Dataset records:
#####

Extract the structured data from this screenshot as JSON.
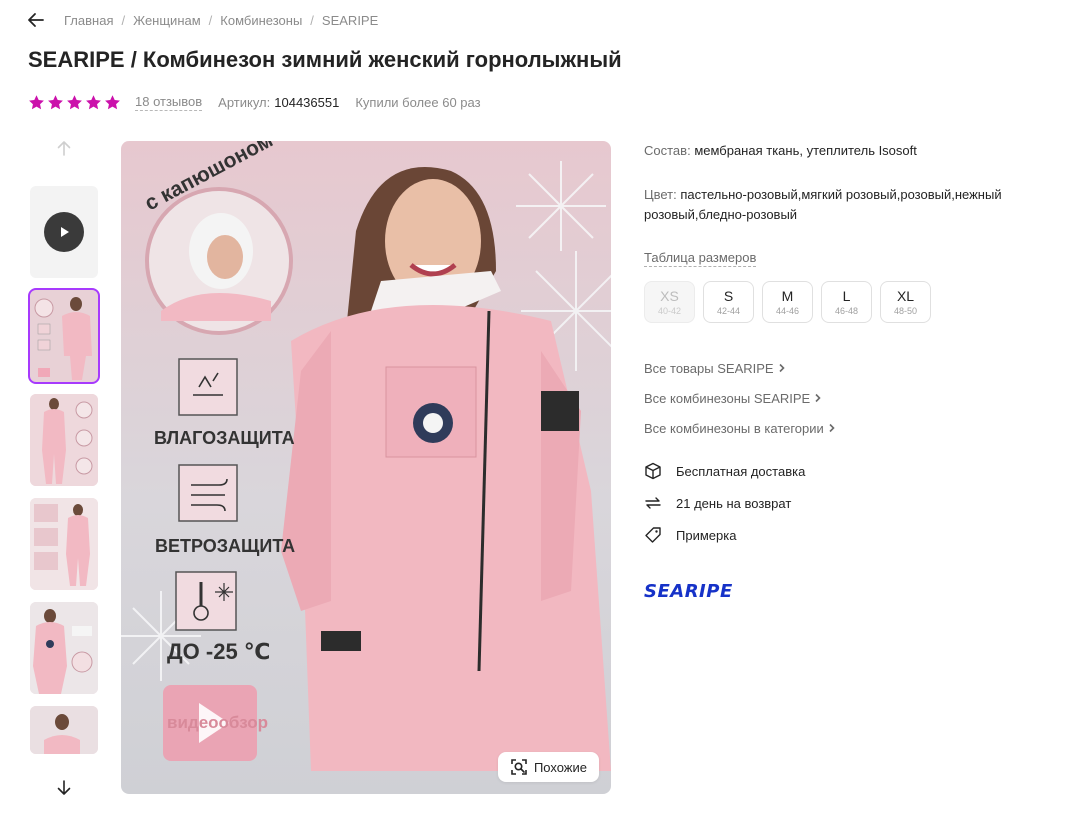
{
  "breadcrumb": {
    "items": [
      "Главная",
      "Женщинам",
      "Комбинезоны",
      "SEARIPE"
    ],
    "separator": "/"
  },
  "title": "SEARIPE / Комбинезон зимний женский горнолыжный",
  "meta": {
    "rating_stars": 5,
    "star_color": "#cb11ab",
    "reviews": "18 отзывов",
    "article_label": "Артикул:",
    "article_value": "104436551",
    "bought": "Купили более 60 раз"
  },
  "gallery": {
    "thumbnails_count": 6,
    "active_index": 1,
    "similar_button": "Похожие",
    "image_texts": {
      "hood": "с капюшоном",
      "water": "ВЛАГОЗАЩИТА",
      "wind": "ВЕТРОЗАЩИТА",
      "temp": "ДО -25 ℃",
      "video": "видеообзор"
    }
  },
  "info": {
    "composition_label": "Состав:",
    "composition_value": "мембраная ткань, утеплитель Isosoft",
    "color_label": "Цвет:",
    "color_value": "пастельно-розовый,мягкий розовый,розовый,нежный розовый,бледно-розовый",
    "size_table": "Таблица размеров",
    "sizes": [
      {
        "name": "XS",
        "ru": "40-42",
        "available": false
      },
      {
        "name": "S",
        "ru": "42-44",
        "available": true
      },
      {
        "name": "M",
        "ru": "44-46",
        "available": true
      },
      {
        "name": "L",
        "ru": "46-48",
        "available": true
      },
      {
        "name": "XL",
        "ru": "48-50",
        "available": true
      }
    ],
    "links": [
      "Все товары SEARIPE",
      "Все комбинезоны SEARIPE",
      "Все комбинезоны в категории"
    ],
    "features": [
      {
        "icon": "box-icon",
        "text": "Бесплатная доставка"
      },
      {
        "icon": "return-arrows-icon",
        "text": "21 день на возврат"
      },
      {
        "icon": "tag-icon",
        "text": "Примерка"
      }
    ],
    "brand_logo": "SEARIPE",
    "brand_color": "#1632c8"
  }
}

#####

◆ Exercise
Pictures stay out of the copy; please restate every record above exactly.

◆ Complete answer
Extract the structured data from this screenshot as JSON.
{
  "breadcrumb": {
    "items": [
      "Главная",
      "Женщинам",
      "Комбинезоны",
      "SEARIPE"
    ],
    "separator": "/"
  },
  "title": "SEARIPE / Комбинезон зимний женский горнолыжный",
  "meta": {
    "rating_stars": 5,
    "star_color": "#cb11ab",
    "reviews": "18 отзывов",
    "article_label": "Артикул:",
    "article_value": "104436551",
    "bought": "Купили более 60 раз"
  },
  "gallery": {
    "thumbnails_count": 6,
    "active_index": 1,
    "similar_button": "Похожие",
    "image_texts": {
      "hood": "с капюшоном",
      "water": "ВЛАГОЗАЩИТА",
      "wind": "ВЕТРОЗАЩИТА",
      "temp": "ДО -25 ℃",
      "video": "видеообзор"
    }
  },
  "info": {
    "composition_label": "Состав:",
    "composition_value": "мембраная ткань, утеплитель Isosoft",
    "color_label": "Цвет:",
    "color_value": "пастельно-розовый,мягкий розовый,розовый,нежный розовый,бледно-розовый",
    "size_table": "Таблица размеров",
    "sizes": [
      {
        "name": "XS",
        "ru": "40-42",
        "available": false
      },
      {
        "name": "S",
        "ru": "42-44",
        "available": true
      },
      {
        "name": "M",
        "ru": "44-46",
        "available": true
      },
      {
        "name": "L",
        "ru": "46-48",
        "available": true
      },
      {
        "name": "XL",
        "ru": "48-50",
        "available": true
      }
    ],
    "links": [
      "Все товары SEARIPE",
      "Все комбинезоны SEARIPE",
      "Все комбинезоны в категории"
    ],
    "features": [
      {
        "icon": "box-icon",
        "text": "Бесплатная доставка"
      },
      {
        "icon": "return-arrows-icon",
        "text": "21 день на возврат"
      },
      {
        "icon": "tag-icon",
        "text": "Примерка"
      }
    ],
    "brand_logo": "SEARIPE",
    "brand_color": "#1632c8"
  }
}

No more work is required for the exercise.